State how many lines contain the string "screenshot", and write nothing else.
——————————
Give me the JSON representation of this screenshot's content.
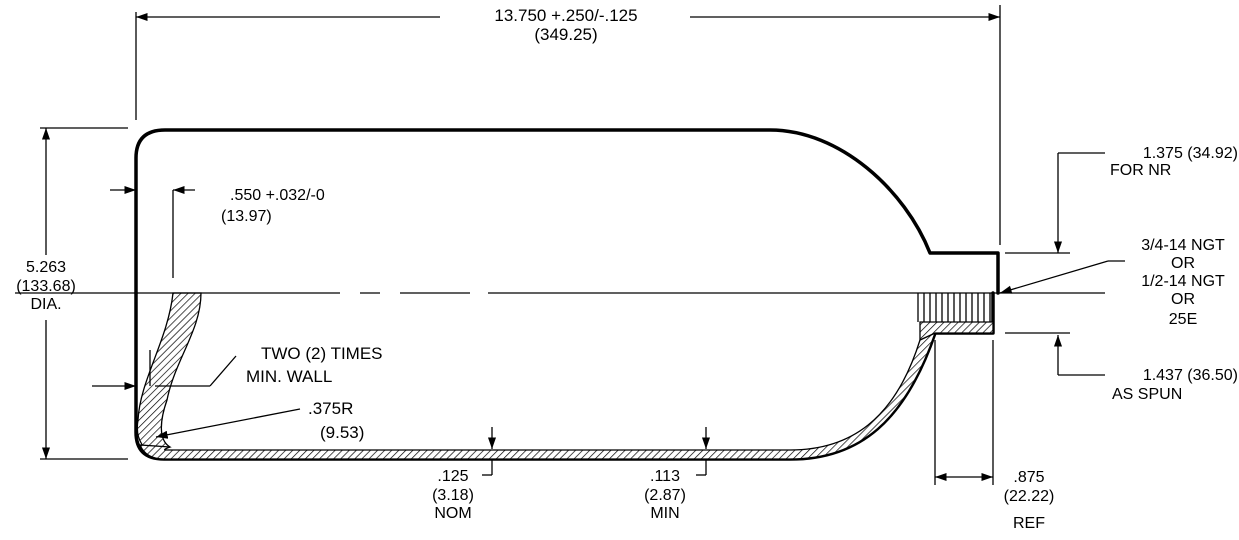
{
  "dimensions": {
    "overall_length": {
      "line1": "13.750 +.250/-.125",
      "line2": "(349.25)"
    },
    "diameter": {
      "line1": "5.263",
      "line2": "(133.68)",
      "line3": "DIA."
    },
    "neck_height_top": {
      "line1": "1.375 (34.92)",
      "line2": "FOR NR"
    },
    "base_thickness": {
      "line1": ".550 +.032/-0",
      "line2": "(13.97)"
    },
    "thread": {
      "line1": "3/4-14 NGT",
      "line2": "OR",
      "line3": "1/2-14 NGT",
      "line4": "OR",
      "line5": "25E"
    },
    "two_times_wall": {
      "line1": "TWO (2) TIMES",
      "line2": "MIN. WALL"
    },
    "neck_height_bottom": {
      "line1": "1.437 (36.50)",
      "line2": "AS SPUN"
    },
    "corner_radius": {
      "line1": ".375R",
      "line2": "(9.53)"
    },
    "wall_nom": {
      "line1": ".125",
      "line2": "(3.18)",
      "line3": "NOM"
    },
    "wall_min": {
      "line1": ".113",
      "line2": "(2.87)",
      "line3": "MIN"
    },
    "neck_length": {
      "line1": ".875",
      "line2": "(22.22)",
      "line3": "REF"
    }
  }
}
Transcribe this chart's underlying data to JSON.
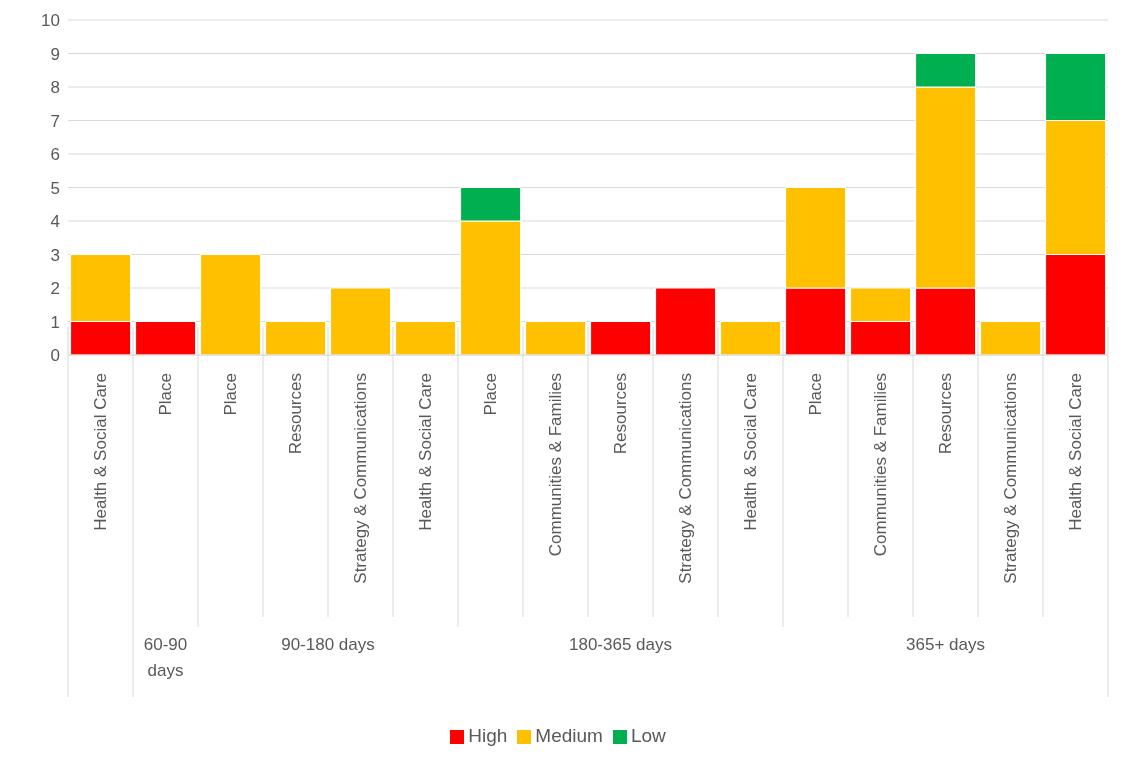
{
  "chart_data": {
    "type": "bar",
    "stacked": true,
    "categories": [
      "Health & Social Care",
      "Place",
      "Place",
      "Resources",
      "Strategy & Communications",
      "Health & Social Care",
      "Place",
      "Communities & Families",
      "Resources",
      "Strategy & Communications",
      "Health & Social Care",
      "Place",
      "Communities & Families",
      "Resources",
      "Strategy & Communications",
      "Health & Social Care"
    ],
    "series": [
      {
        "name": "High",
        "color": "#ff0000",
        "values": [
          1,
          1,
          0,
          0,
          0,
          0,
          0,
          0,
          1,
          2,
          0,
          2,
          1,
          2,
          0,
          3
        ]
      },
      {
        "name": "Medium",
        "color": "#ffc000",
        "values": [
          2,
          0,
          3,
          1,
          2,
          1,
          4,
          1,
          0,
          0,
          1,
          3,
          1,
          6,
          1,
          4
        ]
      },
      {
        "name": "Low",
        "color": "#00b050",
        "values": [
          0,
          0,
          0,
          0,
          0,
          0,
          1,
          0,
          0,
          0,
          0,
          0,
          0,
          1,
          0,
          2
        ]
      }
    ],
    "annotations": [
      "60-90 days",
      "90-180 days",
      "180-365 days",
      "365+ days"
    ],
    "ylim": [
      0,
      10
    ],
    "yticks": [
      0,
      1,
      2,
      3,
      4,
      5,
      6,
      7,
      8,
      9,
      10
    ],
    "grid": "y",
    "legend": "bottom"
  }
}
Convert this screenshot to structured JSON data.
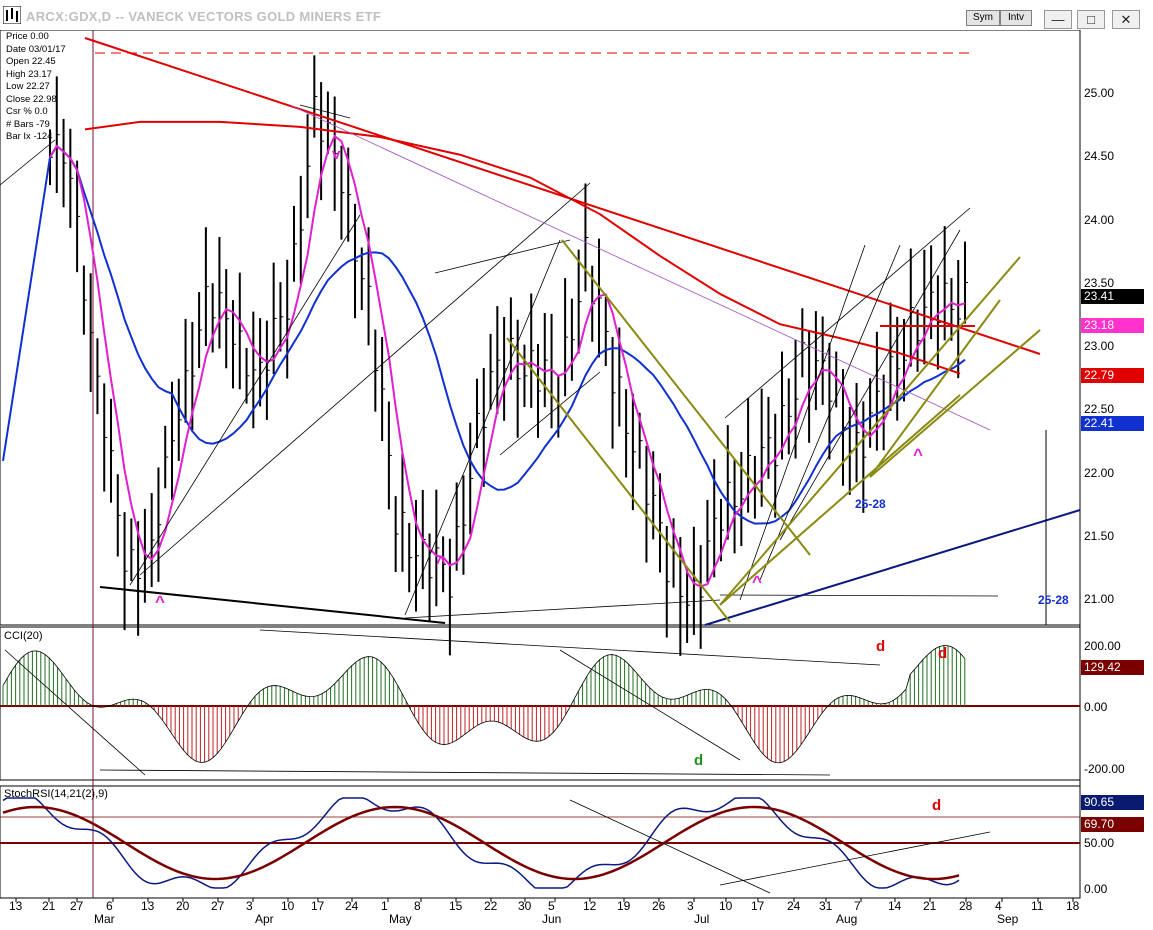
{
  "window": {
    "title": "ARCX:GDX,D -- VANECK VECTORS GOLD MINERS ETF",
    "buttons": [
      "Sym",
      "Intv"
    ]
  },
  "info_panel": [
    {
      "label": "Price",
      "value": "0.00"
    },
    {
      "label": "Date",
      "value": "03/01/17"
    },
    {
      "label": "Open",
      "value": "22.45"
    },
    {
      "label": "High",
      "value": "23.17"
    },
    {
      "label": "Low",
      "value": "22.27"
    },
    {
      "label": "Close",
      "value": "22.98"
    },
    {
      "label": "Csr %",
      "value": "0.0"
    },
    {
      "label": "# Bars",
      "value": "-79"
    },
    {
      "label": "Bar Ix",
      "value": "-124"
    }
  ],
  "panels": {
    "cci_title": "CCI(20)",
    "stochrsi_title": "StochRSI(14,21(2),9)"
  },
  "price_axis": [
    "25.00",
    "24.50",
    "24.00",
    "23.50",
    "23.00",
    "22.50",
    "22.00",
    "21.50",
    "21.00"
  ],
  "cci_axis": [
    "200.00",
    "0.00",
    "-200.00"
  ],
  "stoch_axis": [
    "50.00",
    "0.00"
  ],
  "value_tags": [
    {
      "value": "23.41",
      "color": "#000000"
    },
    {
      "value": "23.18",
      "color": "#ff33cc"
    },
    {
      "value": "22.79",
      "color": "#e00000"
    },
    {
      "value": "22.41",
      "color": "#1030d0"
    },
    {
      "value": "129.42",
      "color": "#7a0000"
    },
    {
      "value": "90.65",
      "color": "#0a1a70"
    },
    {
      "value": "69.70",
      "color": "#7a0000"
    }
  ],
  "x_axis": {
    "days": [
      "13",
      "21",
      "27",
      "6",
      "13",
      "20",
      "27",
      "3",
      "10",
      "17",
      "24",
      "1",
      "8",
      "15",
      "22",
      "30",
      "5",
      "12",
      "19",
      "26",
      "3",
      "10",
      "17",
      "24",
      "31",
      "7",
      "14",
      "21",
      "28",
      "4",
      "11",
      "18"
    ],
    "months": [
      "Mar",
      "Apr",
      "May",
      "Jun",
      "Jul",
      "Aug",
      "Sep"
    ]
  },
  "annotations": {
    "caret": "^",
    "v_mark": "v",
    "d_mark": "d",
    "cycle_label": "25-28"
  },
  "chart_data": {
    "type": "bar",
    "title": "ARCX:GDX,D -- VANECK VECTORS GOLD MINERS ETF",
    "price_range": [
      20.8,
      25.4
    ],
    "last_close": 23.41,
    "ohlc_legend": {
      "open": 22.45,
      "high": 23.17,
      "low": 22.27,
      "close": 22.98
    },
    "series": [
      {
        "name": "pink moving average (last)",
        "value": 23.18
      },
      {
        "name": "red moving average (last)",
        "value": 22.79
      },
      {
        "name": "blue moving average (last)",
        "value": 22.41
      }
    ],
    "indicators": {
      "CCI(20)": {
        "last": 129.42,
        "range": [
          -200,
          200
        ]
      },
      "StochRSI(14,21(2),9)": {
        "k_last": 90.65,
        "d_last": 69.7,
        "range": [
          0,
          100
        ]
      }
    },
    "closes_approx": [
      24.5,
      22.6,
      21.4,
      21.3,
      22.6,
      23.3,
      23.2,
      22.7,
      23.4,
      24.8,
      24.4,
      23.3,
      21.7,
      21.3,
      21.2,
      22.3,
      23.0,
      22.8,
      22.7,
      23.7,
      22.8,
      22.1,
      21.3,
      21.0,
      21.7,
      22.0,
      22.2,
      22.9,
      22.7,
      22.2,
      22.6,
      23.2,
      23.3,
      23.41
    ]
  }
}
——————————
> _FULL RESPONSE_
2